WHAT IS NEEDED: From the data that follows, copy every line holding the string "Gage".

Records:
◆ ◆ ◆ ◆ ◆ ◆ ◆

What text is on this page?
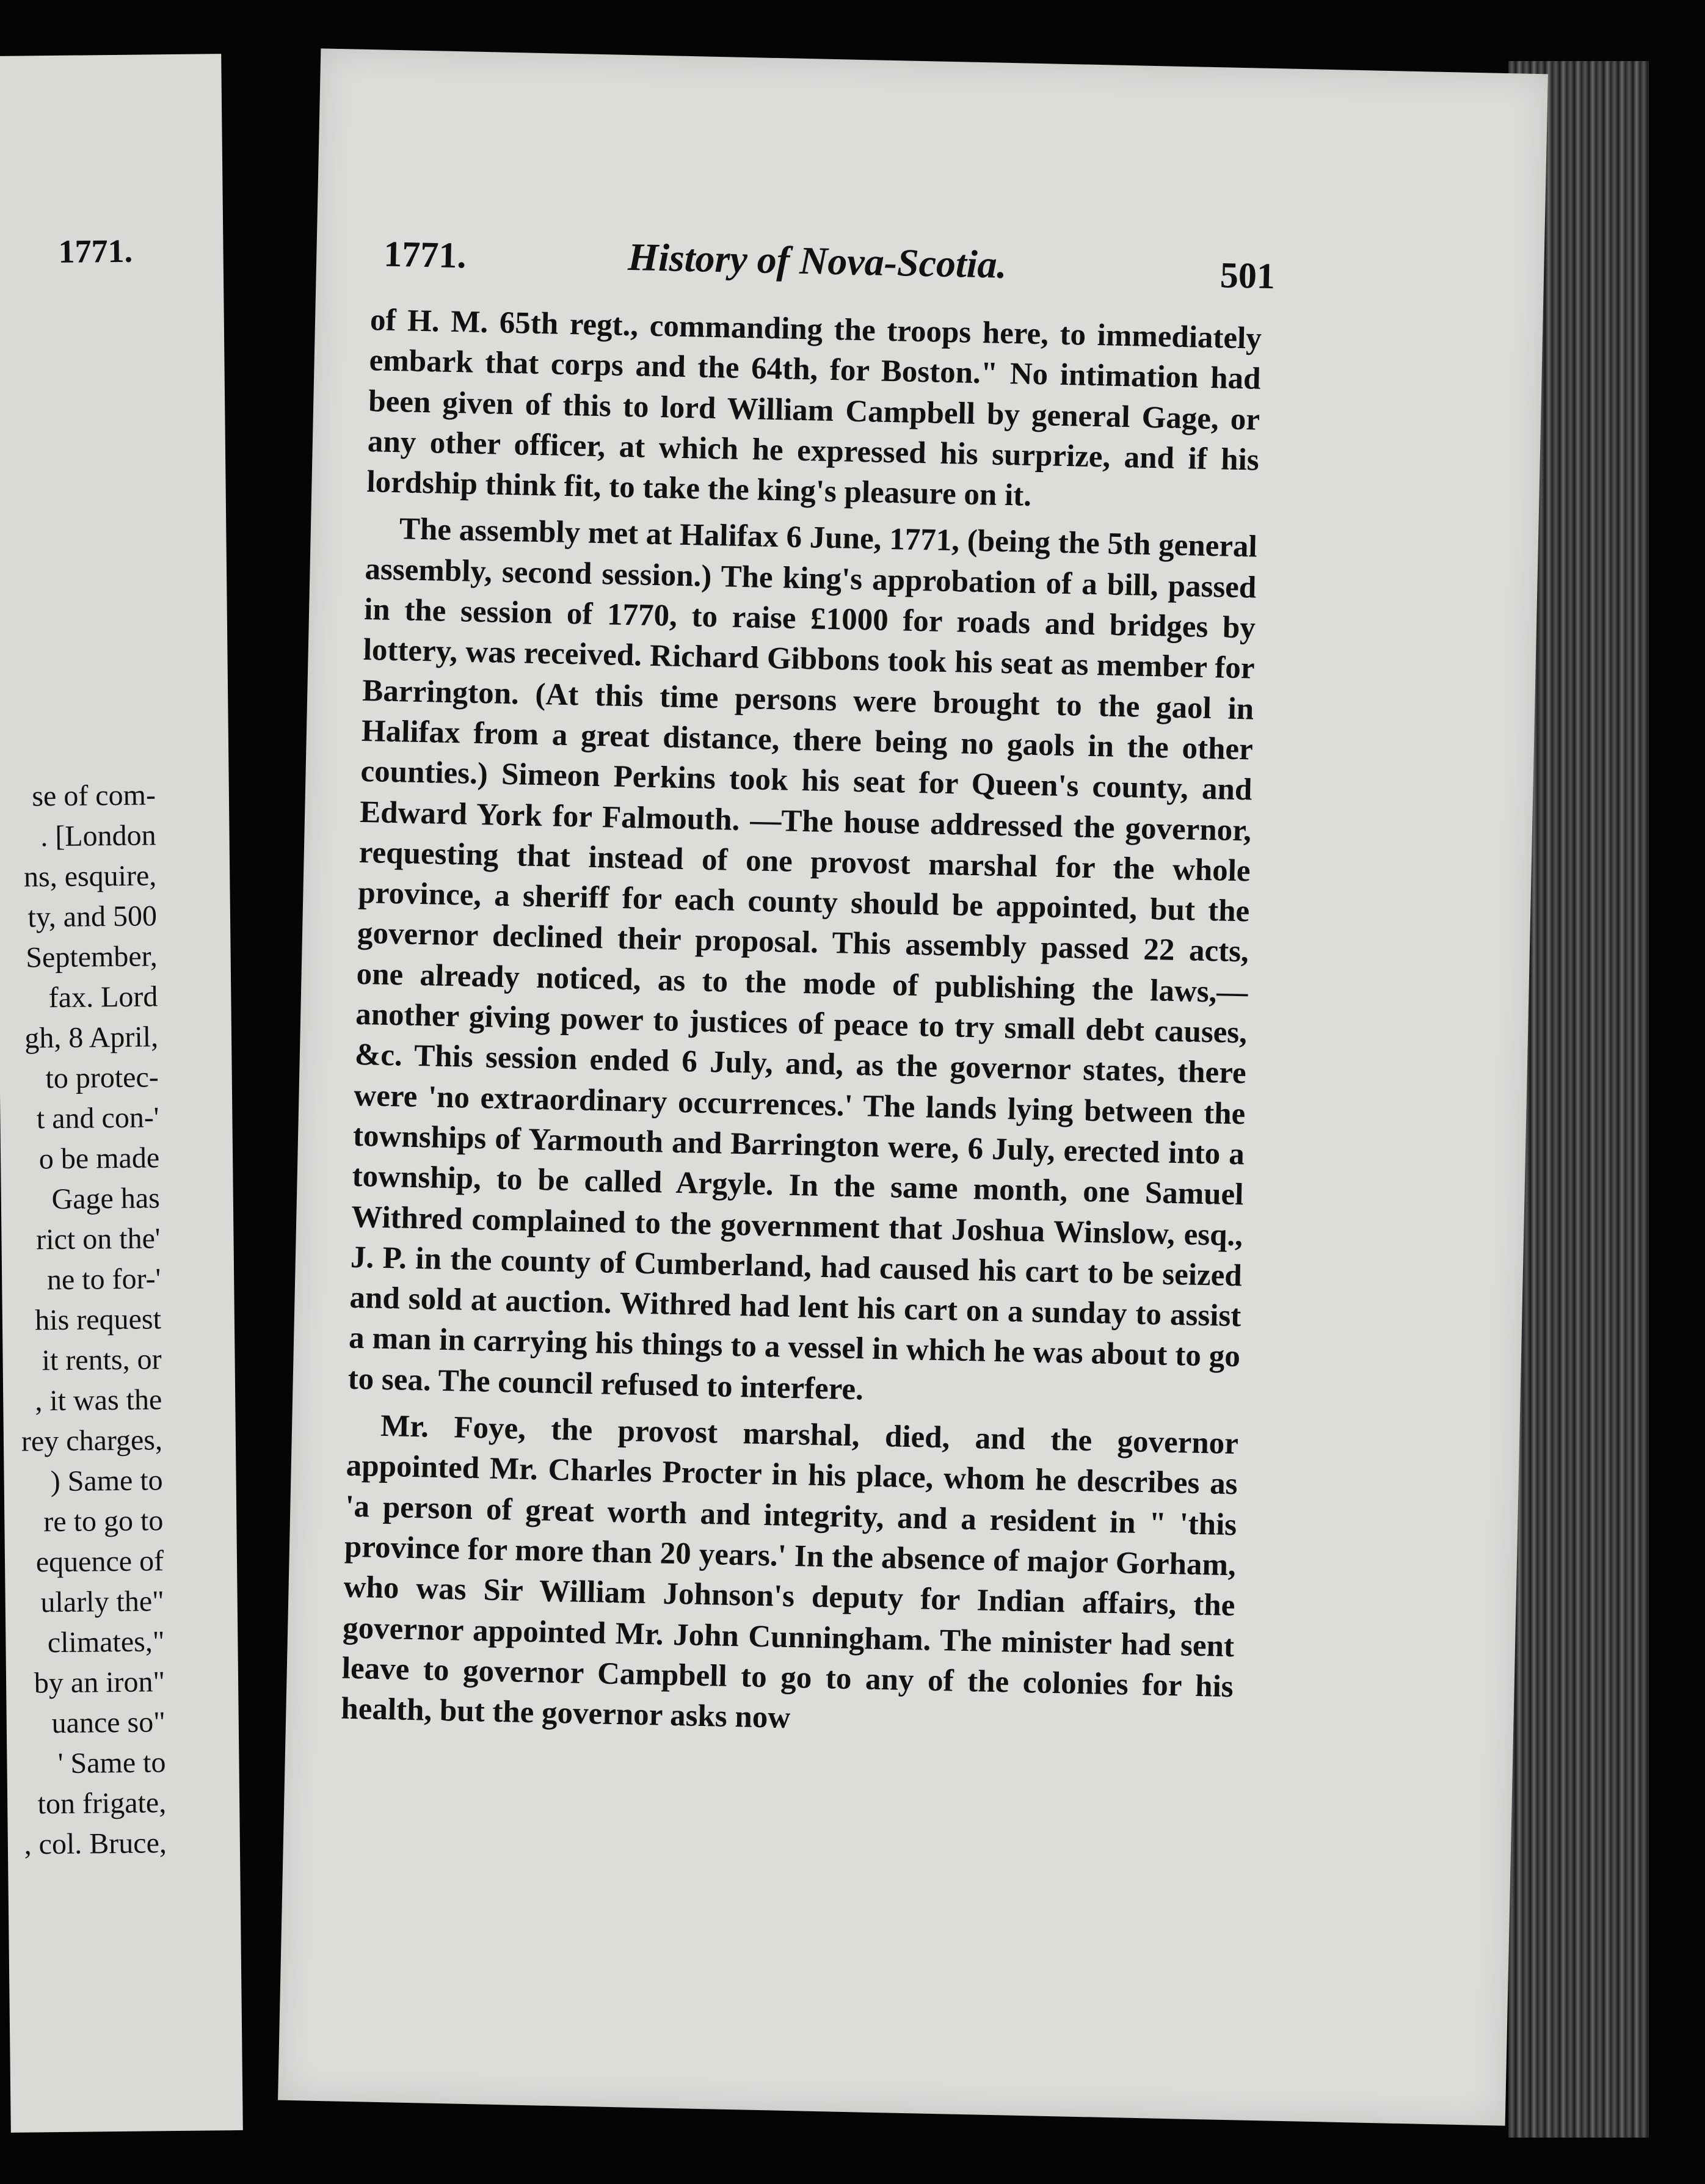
1771.
se of com-
. [London
ns, esquire,
ty, and 500
September,
fax. Lord
gh, 8 April,
to protec-
t and con-'
o be made
Gage has
rict on the'
ne to for-'
his request
it rents, or
, it was the
rey charges,
) Same to
re to go to
equence of
ularly the"
climates,"
by an iron"
uance so"
' Same to
ton frigate,
, col. Bruce,
1771.	History of Nova-Scotia.	501

of H. M. 65th regt., commanding the troops here, to immediately embark that corps and the 64th, for Boston." No intimation had been given of this to lord William Campbell by general Gage, or any other officer, at which he expressed his surprize, and if his lordship think fit, to take the king's pleasure on it.

The assembly met at Halifax 6 June, 1771, (being the 5th general assembly, second session.) The king's approbation of a bill, passed in the session of 1770, to raise £1000 for roads and bridges by lottery, was received. Richard Gibbons took his seat as member for Barrington. (At this time persons were brought to the gaol in Halifax from a great distance, there being no gaols in the other counties.) Simeon Perkins took his seat for Queen's county, and Edward York for Falmouth. —The house addressed the governor, requesting that instead of one provost marshal for the whole province, a sheriff for each county should be appointed, but the governor declined their proposal. This assembly passed 22 acts, one already noticed, as to the mode of publishing the laws,—another giving power to justices of peace to try small debt causes, &c. This session ended 6 July, and, as the governor states, there were 'no extraordinary occurrences.' The lands lying between the townships of Yarmouth and Barrington were, 6 July, erected into a township, to be called Argyle. In the same month, one Samuel Withred complained to the government that Joshua Winslow, esq., J. P. in the county of Cumberland, had caused his cart to be seized and sold at auction. Withred had lent his cart on a sunday to assist a man in carrying his things to a vessel in which he was about to go to sea. The council refused to interfere.

Mr. Foye, the provost marshal, died, and the governor appointed Mr. Charles Procter in his place, whom he describes as 'a person of great worth and integrity, and a resident in " 'this province for more than 20 years.' In the absence of major Gorham, who was Sir William Johnson's deputy for Indian affairs, the governor appointed Mr. John Cunningham. The minister had sent leave to governor Campbell to go to any of the colonies for his health, but the governor asks now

◆ ◆ ◆ ◆ ◆ ◆ ◆

FULL OUTPUT:
Gage has
of H. M. 65th regt., commanding the troops here, to immediately embark that corps and the 64th, for Boston." No intimation had been given of this to lord William Campbell by general Gage, or any other officer, at which he expressed his surprize, and if his lordship think fit, to take the king's pleasure on it.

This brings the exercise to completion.